● **Aim of the exercise**
Retype every entry exactly, character for character.
--------
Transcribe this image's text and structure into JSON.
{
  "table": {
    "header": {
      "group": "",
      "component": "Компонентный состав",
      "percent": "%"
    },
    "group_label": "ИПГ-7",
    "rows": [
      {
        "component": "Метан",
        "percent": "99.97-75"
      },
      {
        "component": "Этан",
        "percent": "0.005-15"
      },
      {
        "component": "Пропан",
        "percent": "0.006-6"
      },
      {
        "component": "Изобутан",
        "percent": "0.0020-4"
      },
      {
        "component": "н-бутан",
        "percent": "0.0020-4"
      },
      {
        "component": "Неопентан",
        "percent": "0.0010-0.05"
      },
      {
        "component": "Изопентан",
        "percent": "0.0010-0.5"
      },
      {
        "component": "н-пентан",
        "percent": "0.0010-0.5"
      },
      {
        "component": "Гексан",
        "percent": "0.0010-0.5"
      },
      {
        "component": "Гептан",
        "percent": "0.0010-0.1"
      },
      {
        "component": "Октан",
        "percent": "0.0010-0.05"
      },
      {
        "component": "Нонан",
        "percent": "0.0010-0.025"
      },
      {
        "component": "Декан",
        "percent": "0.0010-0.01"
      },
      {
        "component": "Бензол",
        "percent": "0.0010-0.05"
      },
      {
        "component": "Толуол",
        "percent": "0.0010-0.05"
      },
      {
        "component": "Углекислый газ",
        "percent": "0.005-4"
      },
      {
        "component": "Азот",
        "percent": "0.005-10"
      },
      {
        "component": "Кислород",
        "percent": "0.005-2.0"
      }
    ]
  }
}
--------
● **Solution to this task**
Transcribe this image's text and structure into JSON.
{
  "table": {
    "header": {
      "group": "",
      "component": "Компонентный состав",
      "percent": "%"
    },
    "group_label": "ИПГ-7",
    "rows": [
      {
        "component": "Метан",
        "percent": "99.97-75"
      },
      {
        "component": "Этан",
        "percent": "0.005-15"
      },
      {
        "component": "Пропан",
        "percent": "0.006-6"
      },
      {
        "component": "Изобутан",
        "percent": "0.0020-4"
      },
      {
        "component": "н-бутан",
        "percent": "0.0020-4"
      },
      {
        "component": "Неопентан",
        "percent": "0.0010-0.05"
      },
      {
        "component": "Изопентан",
        "percent": "0.0010-0.5"
      },
      {
        "component": "н-пентан",
        "percent": "0.0010-0.5"
      },
      {
        "component": "Гексан",
        "percent": "0.0010-0.5"
      },
      {
        "component": "Гептан",
        "percent": "0.0010-0.1"
      },
      {
        "component": "Октан",
        "percent": "0.0010-0.05"
      },
      {
        "component": "Нонан",
        "percent": "0.0010-0.025"
      },
      {
        "component": "Декан",
        "percent": "0.0010-0.01"
      },
      {
        "component": "Бензол",
        "percent": "0.0010-0.05"
      },
      {
        "component": "Толуол",
        "percent": "0.0010-0.05"
      },
      {
        "component": "Углекислый газ",
        "percent": "0.005-4"
      },
      {
        "component": "Азот",
        "percent": "0.005-10"
      },
      {
        "component": "Кислород",
        "percent": "0.005-2.0"
      }
    ]
  }
}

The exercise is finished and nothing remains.